WRITTEN EXERCISE:
Quote the records beneath, complete and exact. Leave out images.

Collected data entries
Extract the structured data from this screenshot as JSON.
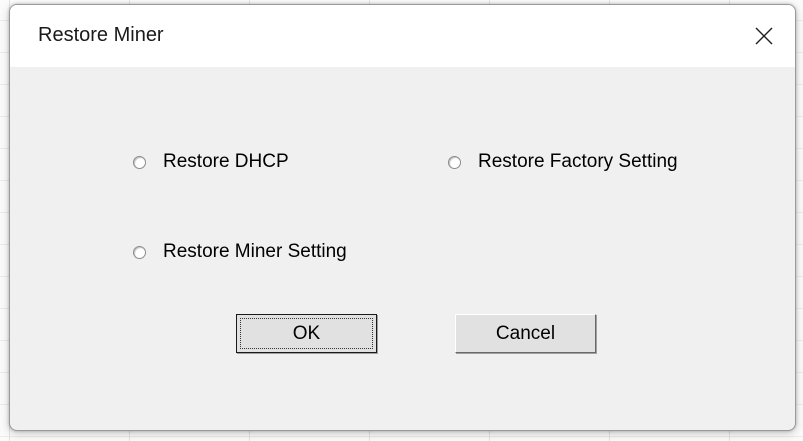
{
  "dialog": {
    "title": "Restore Miner",
    "close_icon": "close-icon",
    "options": [
      {
        "label": "Restore DHCP",
        "selected": false
      },
      {
        "label": "Restore Factory Setting",
        "selected": false
      },
      {
        "label": "Restore Miner Setting",
        "selected": false
      }
    ],
    "ok_label": "OK",
    "cancel_label": "Cancel"
  }
}
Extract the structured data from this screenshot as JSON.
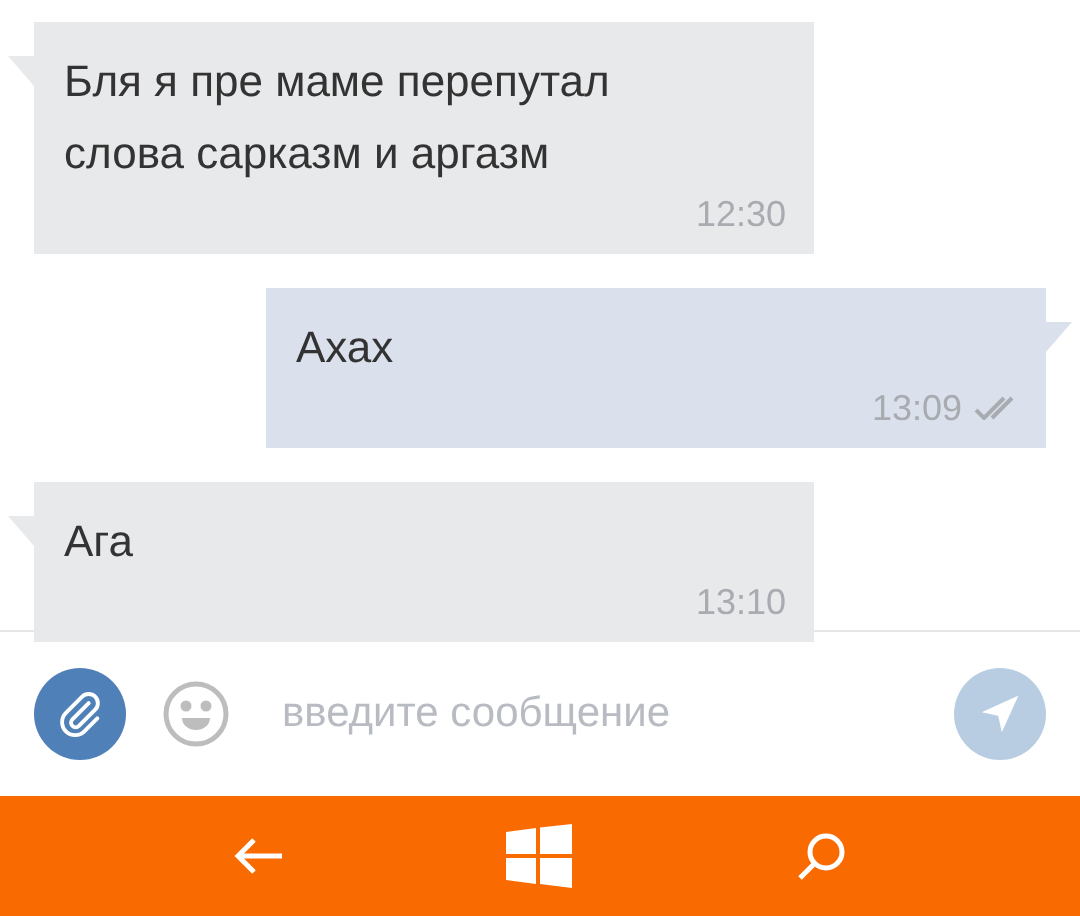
{
  "messages": [
    {
      "kind": "incoming",
      "text": "Бля я пре маме перепутал слова сарказм и аргазм",
      "time": "12:30"
    },
    {
      "kind": "outgoing",
      "text": "Ахах",
      "time": "13:09",
      "read": true
    },
    {
      "kind": "incoming",
      "text": "Ага",
      "time": "13:10"
    }
  ],
  "composer": {
    "placeholder": "введите сообщение"
  }
}
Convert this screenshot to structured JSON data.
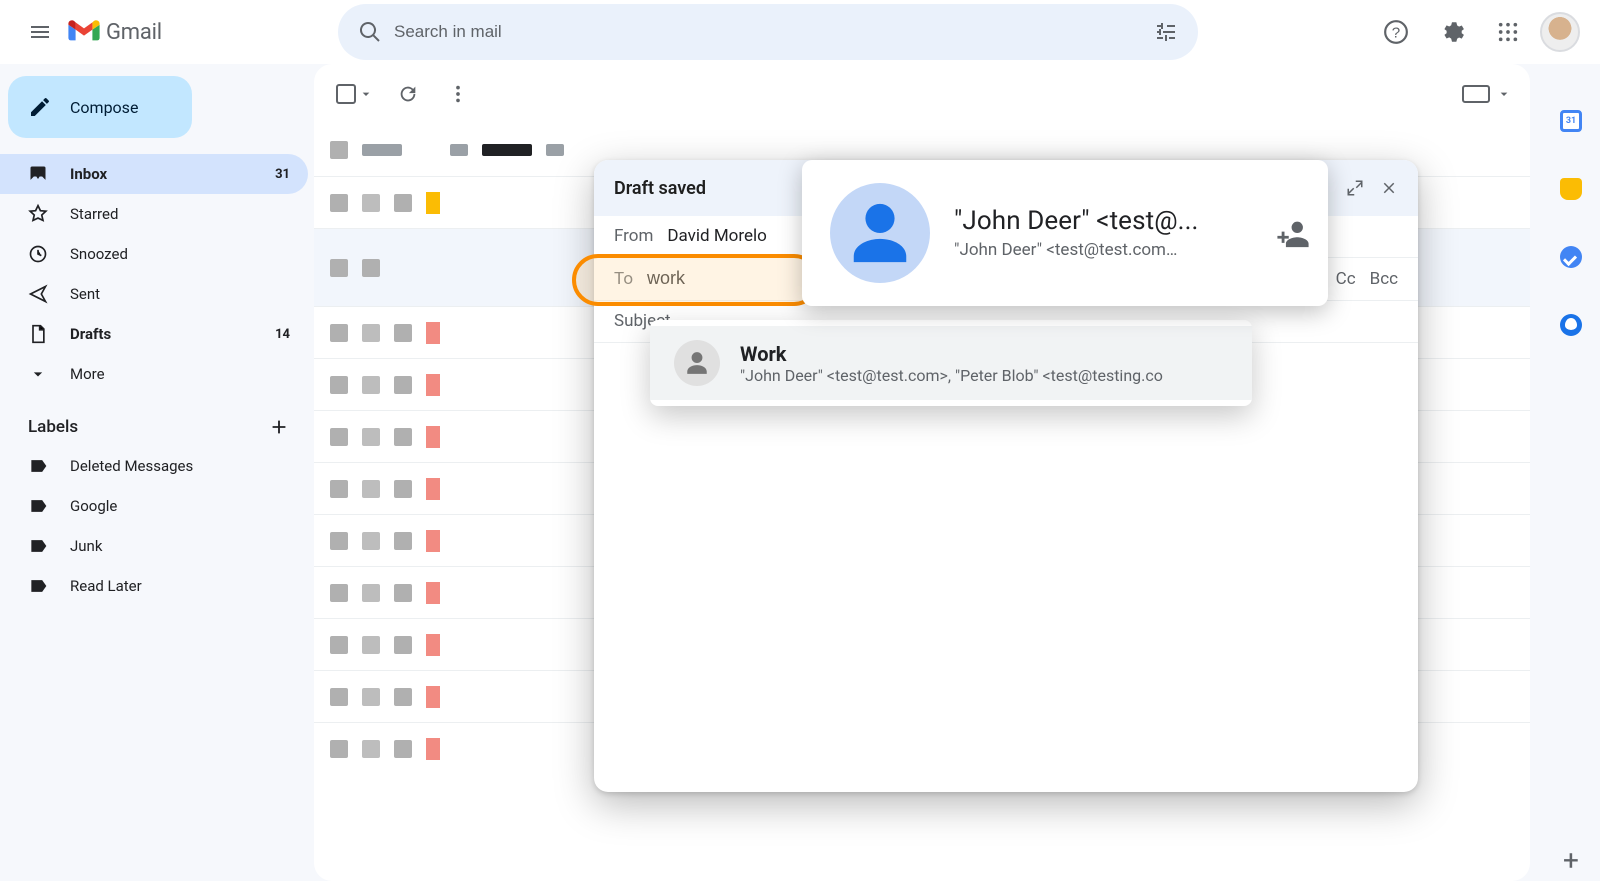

COMPLETED EXERCISE:
Extract the structured data from this screenshot as JSON.
{
  "dialog": {
    "title": "Restore Miner",
    "close_icon": "close-icon",
    "options": [
      {
        "label": "Restore DHCP",
        "selected": false
      },
      {
        "label": "Restore Factory Setting",
        "selected": false
      },
      {
        "label": "Restore Miner Setting",
        "selected": false
      }
    ],
    "ok_label": "OK",
    "cancel_label": "Cancel"
  }
}
Extract the structured data from this screenshot as JSON.
{
  "messages": [
    {
      "kind": "incoming",
      "text": "Бля я пре маме перепутал слова сарказм и аргазм",
      "time": "12:30"
    },
    {
      "kind": "outgoing",
      "text": "Ахах",
      "time": "13:09",
      "read": true
    },
    {
      "kind": "incoming",
      "text": "Ага",
      "time": "13:10"
    }
  ],
  "composer": {
    "placeholder": "введите сообщение"
  }
}
Convert this screenshot to structured JSON data.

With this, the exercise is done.